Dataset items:
━━━━━━━━━━━━━━━━
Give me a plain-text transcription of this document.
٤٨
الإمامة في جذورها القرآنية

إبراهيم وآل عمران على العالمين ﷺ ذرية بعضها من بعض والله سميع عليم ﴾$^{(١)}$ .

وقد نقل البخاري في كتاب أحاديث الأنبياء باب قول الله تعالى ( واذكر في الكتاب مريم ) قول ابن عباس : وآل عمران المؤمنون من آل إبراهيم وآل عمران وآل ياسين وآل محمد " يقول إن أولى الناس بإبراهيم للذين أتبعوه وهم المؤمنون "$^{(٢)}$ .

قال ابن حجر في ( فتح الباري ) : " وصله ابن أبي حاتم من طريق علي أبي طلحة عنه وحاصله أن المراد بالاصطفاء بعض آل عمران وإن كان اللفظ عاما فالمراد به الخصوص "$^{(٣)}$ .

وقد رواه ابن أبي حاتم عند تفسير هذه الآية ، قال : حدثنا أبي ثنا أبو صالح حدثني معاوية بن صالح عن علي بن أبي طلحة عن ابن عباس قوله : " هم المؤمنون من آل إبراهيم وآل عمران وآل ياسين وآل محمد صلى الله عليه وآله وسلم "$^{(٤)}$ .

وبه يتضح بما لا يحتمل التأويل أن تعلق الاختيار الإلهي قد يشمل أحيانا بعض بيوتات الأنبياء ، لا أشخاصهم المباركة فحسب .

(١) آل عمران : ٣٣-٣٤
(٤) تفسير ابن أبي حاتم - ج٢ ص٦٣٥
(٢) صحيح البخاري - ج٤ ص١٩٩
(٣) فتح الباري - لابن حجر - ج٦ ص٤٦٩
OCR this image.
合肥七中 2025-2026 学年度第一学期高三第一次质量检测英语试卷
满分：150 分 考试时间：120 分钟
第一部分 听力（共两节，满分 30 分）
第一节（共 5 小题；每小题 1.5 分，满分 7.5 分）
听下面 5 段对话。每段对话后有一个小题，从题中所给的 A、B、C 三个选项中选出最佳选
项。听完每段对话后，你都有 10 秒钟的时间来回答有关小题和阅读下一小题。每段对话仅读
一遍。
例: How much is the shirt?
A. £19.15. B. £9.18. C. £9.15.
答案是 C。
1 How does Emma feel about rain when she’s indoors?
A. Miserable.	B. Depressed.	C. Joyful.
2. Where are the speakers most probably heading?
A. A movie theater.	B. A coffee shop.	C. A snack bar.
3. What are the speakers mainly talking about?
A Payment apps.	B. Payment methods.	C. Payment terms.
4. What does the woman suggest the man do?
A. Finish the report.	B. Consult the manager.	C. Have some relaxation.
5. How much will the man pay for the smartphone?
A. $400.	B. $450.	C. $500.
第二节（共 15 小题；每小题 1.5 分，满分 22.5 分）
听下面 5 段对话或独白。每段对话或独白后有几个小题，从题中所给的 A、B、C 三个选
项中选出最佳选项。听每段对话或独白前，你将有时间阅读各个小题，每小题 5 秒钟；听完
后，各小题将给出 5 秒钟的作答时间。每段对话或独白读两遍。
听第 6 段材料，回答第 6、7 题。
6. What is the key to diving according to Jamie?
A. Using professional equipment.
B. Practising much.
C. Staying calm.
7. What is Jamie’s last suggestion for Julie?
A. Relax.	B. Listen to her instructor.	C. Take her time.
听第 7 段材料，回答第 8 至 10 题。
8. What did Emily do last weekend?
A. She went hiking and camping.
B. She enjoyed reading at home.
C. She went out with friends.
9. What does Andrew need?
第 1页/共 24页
━━━━━━━━━━━━━━━━
• **What the exercise asks**
Determine how many lines in the data above contain the string "Jamie". Give nothing except the number.

• **Solution to this problem**
2